> What the task asks
Skip the pictures. Transcribe the rest of the data below without changing a word.

> Provided records
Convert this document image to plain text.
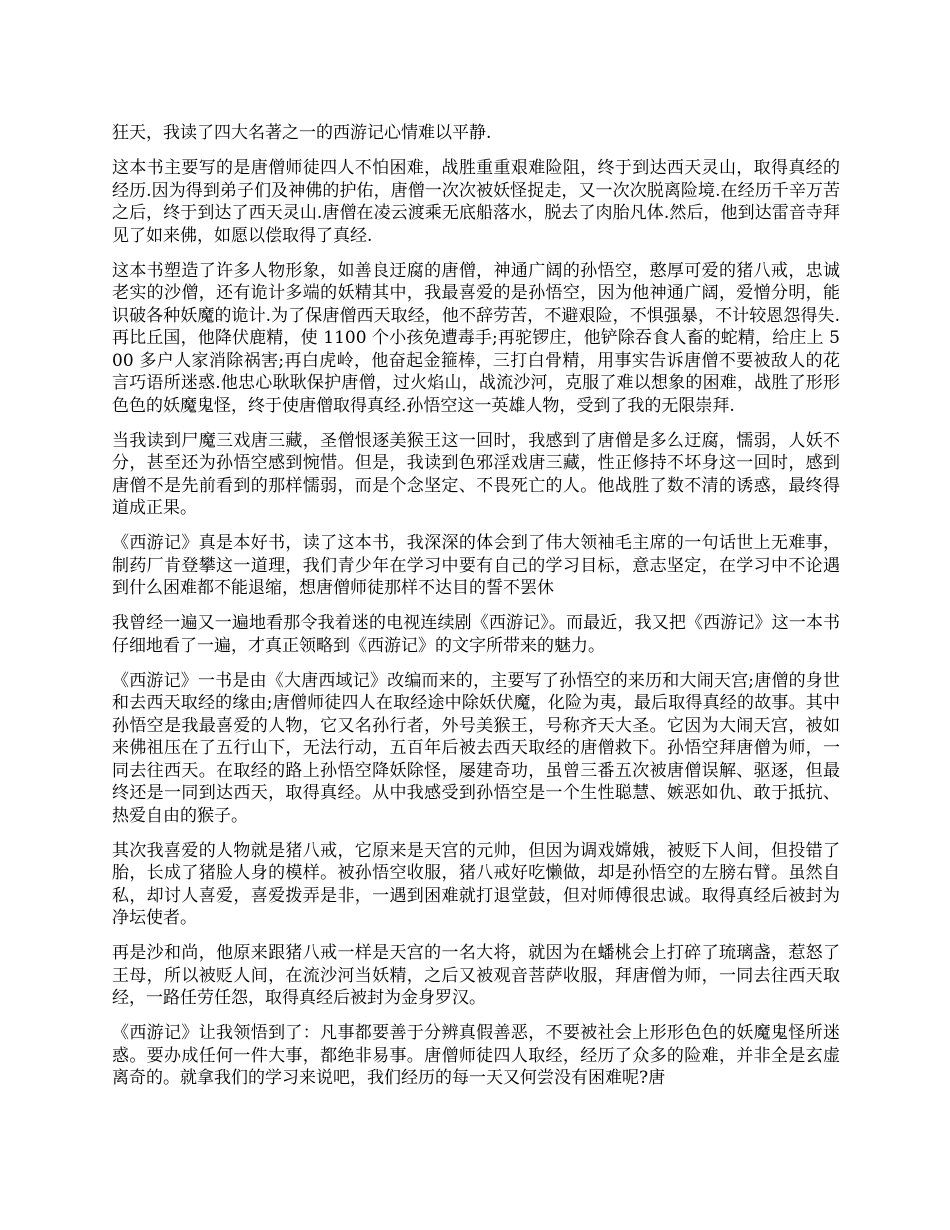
狂天，我读了四大名著之一的西游记心情难以平静.

这本书主要写的是唐僧师徒四人不怕困难，战胜重重艰难险阻，终于到达西天灵山，取得真经的经历.因为得到弟子们及神佛的护佑，唐僧一次次被妖怪捉走，又一次次脱离险境.在经历千辛万苦之后，终于到达了西天灵山.唐僧在凌云渡乘无底船落水，脱去了肉胎凡体.然后，他到达雷音寺拜见了如来佛，如愿以偿取得了真经.

这本书塑造了许多人物形象，如善良迂腐的唐僧，神通广阔的孙悟空，憨厚可爱的猪八戒，忠诚老实的沙僧，还有诡计多端的妖精其中，我最喜爱的是孙悟空，因为他神通广阔，爱憎分明，能识破各种妖魔的诡计.为了保唐僧西天取经，他不辞劳苦，不避艰险，不惧强暴，不计较恩怨得失.再比丘国，他降伏鹿精，使 1100 个小孩免遭毒手;再驼锣庄，他铲除吞食人畜的蛇精，给庄上 500 多户人家消除祸害;再白虎岭，他奋起金箍棒，三打白骨精，用事实告诉唐僧不要被敌人的花言巧语所迷惑.他忠心耿耿保护唐僧，过火焰山，战流沙河，克服了难以想象的困难，战胜了形形色色的妖魔鬼怪，终于使唐僧取得真经.孙悟空这一英雄人物，受到了我的无限崇拜.

当我读到尸魔三戏唐三藏，圣僧恨逐美猴王这一回时，我感到了唐僧是多么迂腐，懦弱，人妖不分，甚至还为孙悟空感到惋惜。但是，我读到色邪淫戏唐三藏，性正修持不坏身这一回时，感到唐僧不是先前看到的那样懦弱，而是个念坚定、不畏死亡的人。他战胜了数不清的诱惑，最终得道成正果。

《西游记》真是本好书，读了这本书，我深深的体会到了伟大领袖毛主席的一句话世上无难事，制药厂肯登攀这一道理，我们青少年在学习中要有自己的学习目标，意志坚定，在学习中不论遇到什么困难都不能退缩，想唐僧师徒那样不达目的誓不罢休

我曾经一遍又一遍地看那令我着迷的电视连续剧《西游记》。而最近，我又把《西游记》这一本书仔细地看了一遍，才真正领略到《西游记》的文字所带来的魅力。

《西游记》一书是由《大唐西域记》改编而来的，主要写了孙悟空的来历和大闹天宫;唐僧的身世和去西天取经的缘由;唐僧师徒四人在取经途中除妖伏魔，化险为夷，最后取得真经的故事。其中孙悟空是我最喜爱的人物，它又名孙行者，外号美猴王，号称齐天大圣。它因为大闹天宫，被如来佛祖压在了五行山下，无法行动，五百年后被去西天取经的唐僧救下。孙悟空拜唐僧为师，一同去往西天。在取经的路上孙悟空降妖除怪，屡建奇功，虽曾三番五次被唐僧误解、驱逐，但最终还是一同到达西天，取得真经。从中我感受到孙悟空是一个生性聪慧、嫉恶如仇、敢于抵抗、热爱自由的猴子。

其次我喜爱的人物就是猪八戒，它原来是天宫的元帅，但因为调戏嫦娥，被贬下人间，但投错了胎，长成了猪脸人身的模样。被孙悟空收服，猪八戒好吃懒做，却是孙悟空的左膀右臂。虽然自私，却讨人喜爱，喜爱拨弄是非，一遇到困难就打退堂鼓，但对师傅很忠诚。取得真经后被封为净坛使者。

再是沙和尚，他原来跟猪八戒一样是天宫的一名大将，就因为在蟠桃会上打碎了琉璃盏，惹怒了王母，所以被贬人间，在流沙河当妖精，之后又被观音菩萨收服，拜唐僧为师，一同去往西天取经，一路任劳任怨，取得真经后被封为金身罗汉。

《西游记》让我领悟到了：凡事都要善于分辨真假善恶，不要被社会上形形色色的妖魔鬼怪所迷惑。要办成任何一件大事，都绝非易事。唐僧师徒四人取经，经历了众多的险难，并非全是玄虚离奇的。就拿我们的学习来说吧，我们经历的每一天又何尝没有困难呢?唐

> Expected output
Convert this document image to plain text.
狂天，我读了四大名著之一的西游记心情难以平静.

这本书主要写的是唐僧师徒四人不怕困难，战胜重重艰难险阻，终于到达西天灵山，取得真经的经历.因为得到弟子们及神佛的护佑，唐僧一次次被妖怪捉走，又一次次脱离险境.在经历千辛万苦之后，终于到达了西天灵山.唐僧在凌云渡乘无底船落水，脱去了肉胎凡体.然后，他到达雷音寺拜见了如来佛，如愿以偿取得了真经.

这本书塑造了许多人物形象，如善良迂腐的唐僧，神通广阔的孙悟空，憨厚可爱的猪八戒，忠诚老实的沙僧，还有诡计多端的妖精其中，我最喜爱的是孙悟空，因为他神通广阔，爱憎分明，能识破各种妖魔的诡计.为了保唐僧西天取经，他不辞劳苦，不避艰险，不惧强暴，不计较恩怨得失.再比丘国，他降伏鹿精，使 1100 个小孩免遭毒手;再驼锣庄，他铲除吞食人畜的蛇精，给庄上 500 多户人家消除祸害;再白虎岭，他奋起金箍棒，三打白骨精，用事实告诉唐僧不要被敌人的花言巧语所迷惑.他忠心耿耿保护唐僧，过火焰山，战流沙河，克服了难以想象的困难，战胜了形形色色的妖魔鬼怪，终于使唐僧取得真经.孙悟空这一英雄人物，受到了我的无限崇拜.

当我读到尸魔三戏唐三藏，圣僧恨逐美猴王这一回时，我感到了唐僧是多么迂腐，懦弱，人妖不分，甚至还为孙悟空感到惋惜。但是，我读到色邪淫戏唐三藏，性正修持不坏身这一回时，感到唐僧不是先前看到的那样懦弱，而是个念坚定、不畏死亡的人。他战胜了数不清的诱惑，最终得道成正果。

《西游记》真是本好书，读了这本书，我深深的体会到了伟大领袖毛主席的一句话世上无难事，制药厂肯登攀这一道理，我们青少年在学习中要有自己的学习目标，意志坚定，在学习中不论遇到什么困难都不能退缩，想唐僧师徒那样不达目的誓不罢休

我曾经一遍又一遍地看那令我着迷的电视连续剧《西游记》。而最近，我又把《西游记》这一本书仔细地看了一遍，才真正领略到《西游记》的文字所带来的魅力。

《西游记》一书是由《大唐西域记》改编而来的，主要写了孙悟空的来历和大闹天宫;唐僧的身世和去西天取经的缘由;唐僧师徒四人在取经途中除妖伏魔，化险为夷，最后取得真经的故事。其中孙悟空是我最喜爱的人物，它又名孙行者，外号美猴王，号称齐天大圣。它因为大闹天宫，被如来佛祖压在了五行山下，无法行动，五百年后被去西天取经的唐僧救下。孙悟空拜唐僧为师，一同去往西天。在取经的路上孙悟空降妖除怪，屡建奇功，虽曾三番五次被唐僧误解、驱逐，但最终还是一同到达西天，取得真经。从中我感受到孙悟空是一个生性聪慧、嫉恶如仇、敢于抵抗、热爱自由的猴子。

其次我喜爱的人物就是猪八戒，它原来是天宫的元帅，但因为调戏嫦娥，被贬下人间，但投错了胎，长成了猪脸人身的模样。被孙悟空收服，猪八戒好吃懒做，却是孙悟空的左膀右臂。虽然自私，却讨人喜爱，喜爱拨弄是非，一遇到困难就打退堂鼓，但对师傅很忠诚。取得真经后被封为净坛使者。

再是沙和尚，他原来跟猪八戒一样是天宫的一名大将，就因为在蟠桃会上打碎了琉璃盏，惹怒了王母，所以被贬人间，在流沙河当妖精，之后又被观音菩萨收服，拜唐僧为师，一同去往西天取经，一路任劳任怨，取得真经后被封为金身罗汉。

《西游记》让我领悟到了：凡事都要善于分辨真假善恶，不要被社会上形形色色的妖魔鬼怪所迷惑。要办成任何一件大事，都绝非易事。唐僧师徒四人取经，经历了众多的险难，并非全是玄虚离奇的。就拿我们的学习来说吧，我们经历的每一天又何尝没有困难呢?唐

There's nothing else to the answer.